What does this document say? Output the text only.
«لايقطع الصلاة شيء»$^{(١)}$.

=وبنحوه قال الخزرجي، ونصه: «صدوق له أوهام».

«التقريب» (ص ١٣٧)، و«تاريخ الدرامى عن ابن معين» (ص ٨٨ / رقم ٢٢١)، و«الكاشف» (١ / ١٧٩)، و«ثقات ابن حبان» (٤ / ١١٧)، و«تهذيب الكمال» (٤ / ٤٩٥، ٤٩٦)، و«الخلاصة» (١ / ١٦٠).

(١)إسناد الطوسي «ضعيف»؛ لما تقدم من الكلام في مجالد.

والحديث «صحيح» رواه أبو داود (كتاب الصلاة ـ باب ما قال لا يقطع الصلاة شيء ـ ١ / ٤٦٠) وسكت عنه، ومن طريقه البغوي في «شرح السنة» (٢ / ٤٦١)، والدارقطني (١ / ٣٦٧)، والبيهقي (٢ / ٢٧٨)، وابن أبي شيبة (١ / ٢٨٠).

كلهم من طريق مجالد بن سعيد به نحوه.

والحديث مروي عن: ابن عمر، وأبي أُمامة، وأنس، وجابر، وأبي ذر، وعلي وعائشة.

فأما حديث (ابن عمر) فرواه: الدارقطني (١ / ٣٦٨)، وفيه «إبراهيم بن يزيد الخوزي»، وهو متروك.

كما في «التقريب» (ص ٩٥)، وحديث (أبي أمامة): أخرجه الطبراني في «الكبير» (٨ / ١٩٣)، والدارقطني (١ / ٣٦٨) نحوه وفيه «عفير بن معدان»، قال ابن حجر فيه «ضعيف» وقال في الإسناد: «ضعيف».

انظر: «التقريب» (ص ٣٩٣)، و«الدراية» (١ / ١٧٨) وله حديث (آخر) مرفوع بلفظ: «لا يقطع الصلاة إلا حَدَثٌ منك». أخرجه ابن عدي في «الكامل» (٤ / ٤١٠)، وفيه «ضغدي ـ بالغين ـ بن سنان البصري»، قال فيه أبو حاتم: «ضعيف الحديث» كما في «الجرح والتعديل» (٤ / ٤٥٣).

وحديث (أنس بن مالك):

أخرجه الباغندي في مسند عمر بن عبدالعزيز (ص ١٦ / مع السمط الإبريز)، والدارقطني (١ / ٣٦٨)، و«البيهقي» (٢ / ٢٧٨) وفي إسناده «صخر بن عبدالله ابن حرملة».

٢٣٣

_What you have to do_
Please set down each line of the records exactly as given.

_Finished task_
What does this document say? Output the text only.
«لايقطع الصلاة شيء»$^{(١)}$.

=وبنحوه قال الخزرجي، ونصه: «صدوق له أوهام».

«التقريب» (ص ١٣٧)، و«تاريخ الدرامى عن ابن معين» (ص ٨٨ / رقم ٢٢١)، و«الكاشف» (١ / ١٧٩)، و«ثقات ابن حبان» (٤ / ١١٧)، و«تهذيب الكمال» (٤ / ٤٩٥، ٤٩٦)، و«الخلاصة» (١ / ١٦٠).

(١)إسناد الطوسي «ضعيف»؛ لما تقدم من الكلام في مجالد.

والحديث «صحيح» رواه أبو داود (كتاب الصلاة ـ باب ما قال لا يقطع الصلاة شيء ـ ١ / ٤٦٠) وسكت عنه، ومن طريقه البغوي في «شرح السنة» (٢ / ٤٦١)، والدارقطني (١ / ٣٦٧)، والبيهقي (٢ / ٢٧٨)، وابن أبي شيبة (١ / ٢٨٠).

كلهم من طريق مجالد بن سعيد به نحوه.

والحديث مروي عن: ابن عمر، وأبي أُمامة، وأنس، وجابر، وأبي ذر، وعلي وعائشة.

فأما حديث (ابن عمر) فرواه: الدارقطني (١ / ٣٦٨)، وفيه «إبراهيم بن يزيد الخوزي»، وهو متروك.

كما في «التقريب» (ص ٩٥)، وحديث (أبي أمامة): أخرجه الطبراني في «الكبير» (٨ / ١٩٣)، والدارقطني (١ / ٣٦٨) نحوه وفيه «عفير بن معدان»، قال ابن حجر فيه «ضعيف» وقال في الإسناد: «ضعيف».

انظر: «التقريب» (ص ٣٩٣)، و«الدراية» (١ / ١٧٨) وله حديث (آخر) مرفوع بلفظ: «لا يقطع الصلاة إلا حَدَثٌ منك». أخرجه ابن عدي في «الكامل» (٤ / ٤١٠)، وفيه «ضغدي ـ بالغين ـ بن سنان البصري»، قال فيه أبو حاتم: «ضعيف الحديث» كما في «الجرح والتعديل» (٤ / ٤٥٣).

وحديث (أنس بن مالك):

أخرجه الباغندي في مسند عمر بن عبدالعزيز (ص ١٦ / مع السمط الإبريز)، والدارقطني (١ / ٣٦٨)، و«البيهقي» (٢ / ٢٧٨) وفي إسناده «صخر بن عبدالله ابن حرملة».

٢٣٣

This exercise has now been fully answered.